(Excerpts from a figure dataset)
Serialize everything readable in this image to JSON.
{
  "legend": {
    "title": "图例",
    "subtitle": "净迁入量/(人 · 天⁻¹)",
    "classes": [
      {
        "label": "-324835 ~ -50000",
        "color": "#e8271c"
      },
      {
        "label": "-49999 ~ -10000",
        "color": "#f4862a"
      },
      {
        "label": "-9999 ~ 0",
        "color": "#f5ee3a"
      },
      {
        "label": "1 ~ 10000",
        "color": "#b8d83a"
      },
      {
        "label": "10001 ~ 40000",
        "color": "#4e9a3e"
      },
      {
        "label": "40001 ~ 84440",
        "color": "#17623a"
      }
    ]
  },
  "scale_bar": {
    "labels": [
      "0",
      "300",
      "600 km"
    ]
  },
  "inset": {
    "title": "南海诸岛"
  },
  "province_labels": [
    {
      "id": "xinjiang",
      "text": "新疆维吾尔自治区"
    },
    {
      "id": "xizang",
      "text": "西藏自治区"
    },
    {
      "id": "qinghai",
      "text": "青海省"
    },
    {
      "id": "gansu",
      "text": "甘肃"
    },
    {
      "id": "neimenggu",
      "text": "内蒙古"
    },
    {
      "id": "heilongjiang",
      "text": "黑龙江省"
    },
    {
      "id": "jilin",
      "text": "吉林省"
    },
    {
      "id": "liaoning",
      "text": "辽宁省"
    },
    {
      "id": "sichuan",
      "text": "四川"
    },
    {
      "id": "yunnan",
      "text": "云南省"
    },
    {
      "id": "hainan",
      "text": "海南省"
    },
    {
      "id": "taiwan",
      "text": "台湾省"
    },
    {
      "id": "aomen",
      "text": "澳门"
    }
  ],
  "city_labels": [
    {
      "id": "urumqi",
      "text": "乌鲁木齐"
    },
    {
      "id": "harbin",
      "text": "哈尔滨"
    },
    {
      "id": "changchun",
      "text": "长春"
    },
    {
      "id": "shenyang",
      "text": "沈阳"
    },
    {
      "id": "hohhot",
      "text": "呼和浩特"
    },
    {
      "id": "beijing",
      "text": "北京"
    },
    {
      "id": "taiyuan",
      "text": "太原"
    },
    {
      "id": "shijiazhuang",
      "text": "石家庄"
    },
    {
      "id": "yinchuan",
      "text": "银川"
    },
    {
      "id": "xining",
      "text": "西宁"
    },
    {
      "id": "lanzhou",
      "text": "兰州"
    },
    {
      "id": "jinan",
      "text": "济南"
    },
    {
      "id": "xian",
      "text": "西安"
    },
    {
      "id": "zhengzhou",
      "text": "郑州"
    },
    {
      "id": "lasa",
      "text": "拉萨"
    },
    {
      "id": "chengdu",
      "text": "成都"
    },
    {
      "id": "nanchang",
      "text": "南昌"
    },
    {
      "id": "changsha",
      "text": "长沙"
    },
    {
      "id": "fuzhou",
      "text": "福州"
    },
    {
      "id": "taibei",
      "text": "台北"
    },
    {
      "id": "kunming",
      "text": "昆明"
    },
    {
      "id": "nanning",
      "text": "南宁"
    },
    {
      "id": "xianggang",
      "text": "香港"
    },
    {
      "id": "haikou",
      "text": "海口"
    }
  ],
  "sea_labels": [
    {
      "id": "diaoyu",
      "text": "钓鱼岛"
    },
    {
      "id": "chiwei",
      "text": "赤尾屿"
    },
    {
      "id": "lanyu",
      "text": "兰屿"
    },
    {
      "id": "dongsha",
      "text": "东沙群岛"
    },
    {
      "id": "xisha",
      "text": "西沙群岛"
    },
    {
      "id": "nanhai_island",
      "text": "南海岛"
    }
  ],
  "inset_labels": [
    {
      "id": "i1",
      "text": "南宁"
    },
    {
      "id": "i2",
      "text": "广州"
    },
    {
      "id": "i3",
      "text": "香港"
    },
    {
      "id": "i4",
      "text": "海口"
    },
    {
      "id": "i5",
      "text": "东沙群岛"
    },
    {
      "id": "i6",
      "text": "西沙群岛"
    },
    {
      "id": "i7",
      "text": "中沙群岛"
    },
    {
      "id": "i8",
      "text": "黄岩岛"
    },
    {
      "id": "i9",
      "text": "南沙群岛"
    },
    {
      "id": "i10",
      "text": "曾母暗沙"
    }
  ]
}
==
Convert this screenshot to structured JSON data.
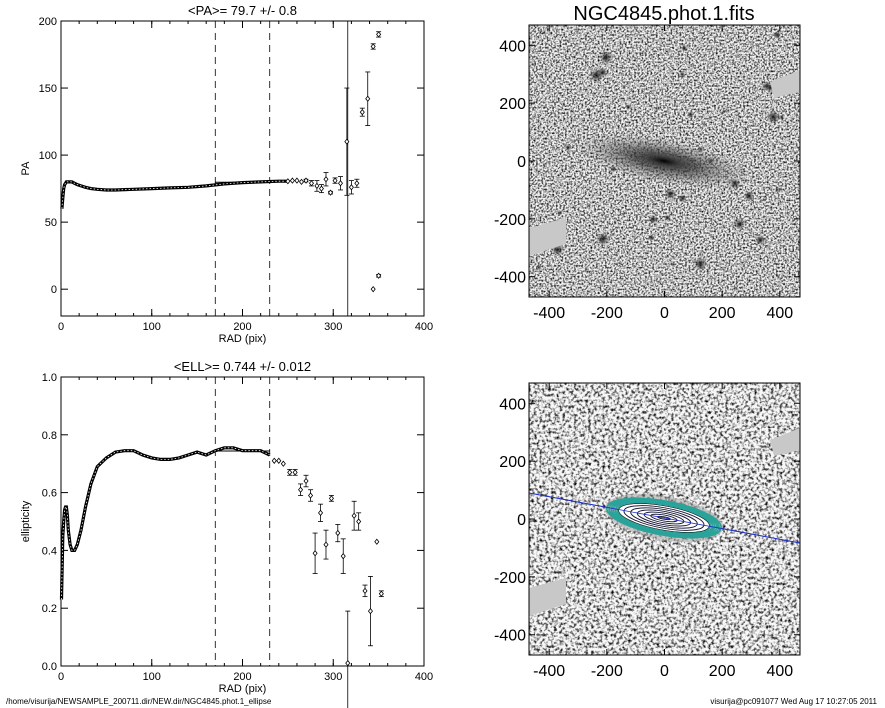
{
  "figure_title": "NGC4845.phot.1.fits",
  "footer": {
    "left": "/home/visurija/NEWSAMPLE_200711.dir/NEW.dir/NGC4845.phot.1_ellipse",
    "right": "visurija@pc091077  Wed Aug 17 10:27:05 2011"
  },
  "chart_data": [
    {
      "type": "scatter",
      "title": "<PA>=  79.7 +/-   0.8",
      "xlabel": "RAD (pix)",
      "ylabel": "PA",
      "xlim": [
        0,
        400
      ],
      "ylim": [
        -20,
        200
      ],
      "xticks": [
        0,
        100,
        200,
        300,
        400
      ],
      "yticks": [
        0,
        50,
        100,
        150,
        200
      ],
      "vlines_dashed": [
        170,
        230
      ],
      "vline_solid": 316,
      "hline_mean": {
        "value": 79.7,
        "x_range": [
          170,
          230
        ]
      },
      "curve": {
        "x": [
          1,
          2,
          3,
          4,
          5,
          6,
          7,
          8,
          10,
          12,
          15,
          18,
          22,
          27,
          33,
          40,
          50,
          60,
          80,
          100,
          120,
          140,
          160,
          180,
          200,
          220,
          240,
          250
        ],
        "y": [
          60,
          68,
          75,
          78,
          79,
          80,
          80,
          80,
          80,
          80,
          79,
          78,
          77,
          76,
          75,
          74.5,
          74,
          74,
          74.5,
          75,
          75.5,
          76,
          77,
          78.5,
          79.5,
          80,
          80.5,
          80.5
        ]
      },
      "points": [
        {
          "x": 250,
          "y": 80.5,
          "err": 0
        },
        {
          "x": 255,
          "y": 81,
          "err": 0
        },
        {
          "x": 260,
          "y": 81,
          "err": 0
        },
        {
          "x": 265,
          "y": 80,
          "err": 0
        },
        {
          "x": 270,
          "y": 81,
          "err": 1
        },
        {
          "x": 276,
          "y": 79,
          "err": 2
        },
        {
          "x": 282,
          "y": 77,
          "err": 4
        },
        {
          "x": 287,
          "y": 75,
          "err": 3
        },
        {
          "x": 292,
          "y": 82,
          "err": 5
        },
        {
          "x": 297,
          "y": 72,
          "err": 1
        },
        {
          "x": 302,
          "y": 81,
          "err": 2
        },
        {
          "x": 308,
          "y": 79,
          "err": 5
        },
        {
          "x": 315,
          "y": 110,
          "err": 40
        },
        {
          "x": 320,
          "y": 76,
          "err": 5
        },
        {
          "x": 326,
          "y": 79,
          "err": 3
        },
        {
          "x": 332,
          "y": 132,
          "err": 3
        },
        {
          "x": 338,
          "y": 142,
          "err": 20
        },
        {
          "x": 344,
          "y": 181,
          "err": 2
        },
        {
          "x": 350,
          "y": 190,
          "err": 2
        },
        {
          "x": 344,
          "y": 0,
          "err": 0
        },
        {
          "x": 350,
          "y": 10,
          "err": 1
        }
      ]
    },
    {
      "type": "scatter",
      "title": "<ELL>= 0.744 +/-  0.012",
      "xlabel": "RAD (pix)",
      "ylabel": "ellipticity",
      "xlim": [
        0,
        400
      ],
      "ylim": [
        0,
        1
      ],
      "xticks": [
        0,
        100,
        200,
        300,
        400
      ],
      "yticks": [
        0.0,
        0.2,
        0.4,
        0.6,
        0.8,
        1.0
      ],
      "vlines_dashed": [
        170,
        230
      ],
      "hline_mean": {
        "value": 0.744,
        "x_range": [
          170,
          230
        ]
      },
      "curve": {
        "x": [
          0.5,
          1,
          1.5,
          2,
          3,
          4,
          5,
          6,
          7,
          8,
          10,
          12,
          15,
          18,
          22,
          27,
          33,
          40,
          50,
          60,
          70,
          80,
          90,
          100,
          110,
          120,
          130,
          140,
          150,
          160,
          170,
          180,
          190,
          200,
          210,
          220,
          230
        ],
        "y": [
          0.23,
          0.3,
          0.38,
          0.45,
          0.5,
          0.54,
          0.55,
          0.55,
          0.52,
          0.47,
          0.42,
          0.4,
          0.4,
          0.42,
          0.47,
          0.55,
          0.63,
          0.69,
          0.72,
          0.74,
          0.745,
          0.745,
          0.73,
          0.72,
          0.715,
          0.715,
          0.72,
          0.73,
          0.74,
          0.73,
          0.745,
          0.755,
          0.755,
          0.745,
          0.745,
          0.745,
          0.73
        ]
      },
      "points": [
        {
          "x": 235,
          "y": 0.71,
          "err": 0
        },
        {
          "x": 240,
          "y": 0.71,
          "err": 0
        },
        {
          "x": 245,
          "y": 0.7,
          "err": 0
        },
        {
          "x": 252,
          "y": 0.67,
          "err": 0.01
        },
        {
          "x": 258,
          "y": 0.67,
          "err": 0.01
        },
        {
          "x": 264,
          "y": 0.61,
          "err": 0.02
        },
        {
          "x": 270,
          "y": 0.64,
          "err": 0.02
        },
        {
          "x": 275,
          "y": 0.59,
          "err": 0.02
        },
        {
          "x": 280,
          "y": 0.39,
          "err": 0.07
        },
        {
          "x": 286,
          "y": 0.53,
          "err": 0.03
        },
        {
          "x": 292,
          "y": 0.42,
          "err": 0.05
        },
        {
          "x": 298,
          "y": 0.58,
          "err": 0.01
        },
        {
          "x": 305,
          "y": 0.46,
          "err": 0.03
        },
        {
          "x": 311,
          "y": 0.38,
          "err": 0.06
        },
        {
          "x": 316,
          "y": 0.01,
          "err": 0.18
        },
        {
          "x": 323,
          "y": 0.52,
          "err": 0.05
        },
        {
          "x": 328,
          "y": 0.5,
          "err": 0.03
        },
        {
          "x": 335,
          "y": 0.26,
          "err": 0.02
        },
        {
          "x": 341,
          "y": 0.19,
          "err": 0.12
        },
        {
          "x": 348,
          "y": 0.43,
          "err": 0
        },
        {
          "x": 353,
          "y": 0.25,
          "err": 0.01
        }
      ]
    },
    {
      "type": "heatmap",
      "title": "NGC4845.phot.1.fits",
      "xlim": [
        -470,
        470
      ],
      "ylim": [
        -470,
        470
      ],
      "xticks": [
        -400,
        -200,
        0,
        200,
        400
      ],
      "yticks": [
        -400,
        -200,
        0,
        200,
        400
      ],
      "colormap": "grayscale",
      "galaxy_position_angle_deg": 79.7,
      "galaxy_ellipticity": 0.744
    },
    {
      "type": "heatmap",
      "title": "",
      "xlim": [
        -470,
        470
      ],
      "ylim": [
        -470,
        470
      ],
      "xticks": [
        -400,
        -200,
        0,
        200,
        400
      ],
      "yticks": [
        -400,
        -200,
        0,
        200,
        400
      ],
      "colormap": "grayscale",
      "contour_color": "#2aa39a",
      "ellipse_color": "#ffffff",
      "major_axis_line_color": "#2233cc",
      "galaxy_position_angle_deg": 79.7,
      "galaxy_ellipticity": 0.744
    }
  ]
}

# Your task:
Locate all lines that include the word "fits" and copy them out.

# Solution to this problem:
  "figure_title": "NGC4845.phot.1.fits",
      "title": "NGC4845.phot.1.fits",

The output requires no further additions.